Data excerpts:
+ + + + +

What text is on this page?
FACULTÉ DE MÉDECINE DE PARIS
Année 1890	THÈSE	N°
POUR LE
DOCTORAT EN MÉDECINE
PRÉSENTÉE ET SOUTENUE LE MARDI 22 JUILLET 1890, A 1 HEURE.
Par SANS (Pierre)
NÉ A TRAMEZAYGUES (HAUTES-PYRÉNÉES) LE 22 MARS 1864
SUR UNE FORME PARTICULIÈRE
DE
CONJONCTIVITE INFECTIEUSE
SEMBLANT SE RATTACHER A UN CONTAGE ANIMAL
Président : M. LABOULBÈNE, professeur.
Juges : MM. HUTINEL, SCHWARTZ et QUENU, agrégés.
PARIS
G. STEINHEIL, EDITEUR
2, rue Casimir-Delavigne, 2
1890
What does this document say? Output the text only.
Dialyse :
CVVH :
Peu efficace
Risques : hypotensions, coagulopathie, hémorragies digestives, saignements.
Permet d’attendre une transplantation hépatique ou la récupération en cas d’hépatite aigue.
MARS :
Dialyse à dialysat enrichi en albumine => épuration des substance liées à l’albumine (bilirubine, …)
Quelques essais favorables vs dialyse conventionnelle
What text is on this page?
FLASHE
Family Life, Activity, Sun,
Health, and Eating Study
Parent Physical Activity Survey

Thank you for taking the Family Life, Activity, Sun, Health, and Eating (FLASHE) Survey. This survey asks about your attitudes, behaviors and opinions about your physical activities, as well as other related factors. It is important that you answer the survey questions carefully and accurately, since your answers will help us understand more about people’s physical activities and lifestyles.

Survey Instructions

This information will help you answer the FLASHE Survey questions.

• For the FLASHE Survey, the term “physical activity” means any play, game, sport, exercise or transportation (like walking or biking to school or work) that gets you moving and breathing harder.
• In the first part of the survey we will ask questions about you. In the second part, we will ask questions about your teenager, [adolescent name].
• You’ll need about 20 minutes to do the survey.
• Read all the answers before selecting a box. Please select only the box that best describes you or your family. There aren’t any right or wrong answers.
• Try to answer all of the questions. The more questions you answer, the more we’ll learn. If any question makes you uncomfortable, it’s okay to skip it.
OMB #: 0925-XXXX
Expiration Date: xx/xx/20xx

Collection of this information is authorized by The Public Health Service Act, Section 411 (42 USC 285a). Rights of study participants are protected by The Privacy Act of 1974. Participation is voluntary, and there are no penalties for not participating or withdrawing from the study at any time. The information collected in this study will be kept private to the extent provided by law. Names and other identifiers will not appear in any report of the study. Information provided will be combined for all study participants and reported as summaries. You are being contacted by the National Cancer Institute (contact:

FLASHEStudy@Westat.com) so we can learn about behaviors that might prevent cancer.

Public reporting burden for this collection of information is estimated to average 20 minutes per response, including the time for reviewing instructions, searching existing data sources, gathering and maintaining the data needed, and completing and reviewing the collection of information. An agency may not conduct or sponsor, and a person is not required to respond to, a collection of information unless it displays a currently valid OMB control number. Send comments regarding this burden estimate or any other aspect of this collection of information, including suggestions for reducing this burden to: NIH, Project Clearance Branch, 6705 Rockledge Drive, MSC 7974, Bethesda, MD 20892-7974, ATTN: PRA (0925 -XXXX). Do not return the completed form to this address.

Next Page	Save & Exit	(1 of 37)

+ + + + +

Set down all of the records shown above once more, exactly.

What text is on this page?
FACULTÉ DE MÉDECINE DE PARIS
Année 1890	THÈSE	N°
POUR LE
DOCTORAT EN MÉDECINE
PRÉSENTÉE ET SOUTENUE LE MARDI 22 JUILLET 1890, A 1 HEURE.
Par SANS (Pierre)
NÉ A TRAMEZAYGUES (HAUTES-PYRÉNÉES) LE 22 MARS 1864
SUR UNE FORME PARTICULIÈRE
DE
CONJONCTIVITE INFECTIEUSE
SEMBLANT SE RATTACHER A UN CONTAGE ANIMAL
Président : M. LABOULBÈNE, professeur.
Juges : MM. HUTINEL, SCHWARTZ et QUENU, agrégés.
PARIS
G. STEINHEIL, EDITEUR
2, rue Casimir-Delavigne, 2
1890
What does this document say? Output the text only.
Dialyse :
CVVH :
Peu efficace
Risques : hypotensions, coagulopathie, hémorragies digestives, saignements.
Permet d’attendre une transplantation hépatique ou la récupération en cas d’hépatite aigue.
MARS :
Dialyse à dialysat enrichi en albumine => épuration des substance liées à l’albumine (bilirubine, …)
Quelques essais favorables vs dialyse conventionnelle
What text is on this page?
FLASHE
Family Life, Activity, Sun,
Health, and Eating Study
Parent Physical Activity Survey

Thank you for taking the Family Life, Activity, Sun, Health, and Eating (FLASHE) Survey. This survey asks about your attitudes, behaviors and opinions about your physical activities, as well as other related factors. It is important that you answer the survey questions carefully and accurately, since your answers will help us understand more about people’s physical activities and lifestyles.

Survey Instructions

This information will help you answer the FLASHE Survey questions.

• For the FLASHE Survey, the term “physical activity” means any play, game, sport, exercise or transportation (like walking or biking to school or work) that gets you moving and breathing harder.
• In the first part of the survey we will ask questions about you. In the second part, we will ask questions about your teenager, [adolescent name].
• You’ll need about 20 minutes to do the survey.
• Read all the answers before selecting a box. Please select only the box that best describes you or your family. There aren’t any right or wrong answers.
• Try to answer all of the questions. The more questions you answer, the more we’ll learn. If any question makes you uncomfortable, it’s okay to skip it.
OMB #: 0925-XXXX
Expiration Date: xx/xx/20xx

Collection of this information is authorized by The Public Health Service Act, Section 411 (42 USC 285a). Rights of study participants are protected by The Privacy Act of 1974. Participation is voluntary, and there are no penalties for not participating or withdrawing from the study at any time. The information collected in this study will be kept private to the extent provided by law. Names and other identifiers will not appear in any report of the study. Information provided will be combined for all study participants and reported as summaries. You are being contacted by the National Cancer Institute (contact:

FLASHEStudy@Westat.com) so we can learn about behaviors that might prevent cancer.

Public reporting burden for this collection of information is estimated to average 20 minutes per response, including the time for reviewing instructions, searching existing data sources, gathering and maintaining the data needed, and completing and reviewing the collection of information. An agency may not conduct or sponsor, and a person is not required to respond to, a collection of information unless it displays a currently valid OMB control number. Send comments regarding this burden estimate or any other aspect of this collection of information, including suggestions for reducing this burden to: NIH, Project Clearance Branch, 6705 Rockledge Drive, MSC 7974, Bethesda, MD 20892-7974, ATTN: PRA (0925 -XXXX). Do not return the completed form to this address.

Next Page	Save & Exit	(1 of 37)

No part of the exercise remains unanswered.